## Task to complete
Your answer should be a single number: how many lines in the data below hold the string "octave".
|---|
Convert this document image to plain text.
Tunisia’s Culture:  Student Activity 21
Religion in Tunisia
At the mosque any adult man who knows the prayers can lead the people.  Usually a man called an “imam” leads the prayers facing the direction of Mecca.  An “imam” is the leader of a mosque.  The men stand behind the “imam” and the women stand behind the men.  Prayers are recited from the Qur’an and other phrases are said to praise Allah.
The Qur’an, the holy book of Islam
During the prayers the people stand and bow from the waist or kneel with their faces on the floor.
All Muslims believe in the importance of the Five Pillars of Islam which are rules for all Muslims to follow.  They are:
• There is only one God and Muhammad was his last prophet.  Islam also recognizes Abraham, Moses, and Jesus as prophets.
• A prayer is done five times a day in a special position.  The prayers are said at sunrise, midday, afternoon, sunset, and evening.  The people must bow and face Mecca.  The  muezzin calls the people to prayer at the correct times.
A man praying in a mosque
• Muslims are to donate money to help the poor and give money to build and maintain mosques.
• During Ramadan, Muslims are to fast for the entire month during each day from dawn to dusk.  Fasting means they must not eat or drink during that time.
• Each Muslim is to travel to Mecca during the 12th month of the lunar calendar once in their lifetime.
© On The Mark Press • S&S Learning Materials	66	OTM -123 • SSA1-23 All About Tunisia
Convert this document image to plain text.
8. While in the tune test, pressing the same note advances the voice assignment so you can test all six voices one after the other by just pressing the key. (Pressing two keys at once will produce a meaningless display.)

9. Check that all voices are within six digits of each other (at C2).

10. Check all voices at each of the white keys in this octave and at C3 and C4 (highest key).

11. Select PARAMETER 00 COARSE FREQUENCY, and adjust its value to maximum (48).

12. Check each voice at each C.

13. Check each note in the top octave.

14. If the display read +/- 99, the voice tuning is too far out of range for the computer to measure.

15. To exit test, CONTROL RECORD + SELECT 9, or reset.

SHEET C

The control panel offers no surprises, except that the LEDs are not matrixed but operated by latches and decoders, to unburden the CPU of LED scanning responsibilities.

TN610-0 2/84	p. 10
|---|
## Solution to the problem
2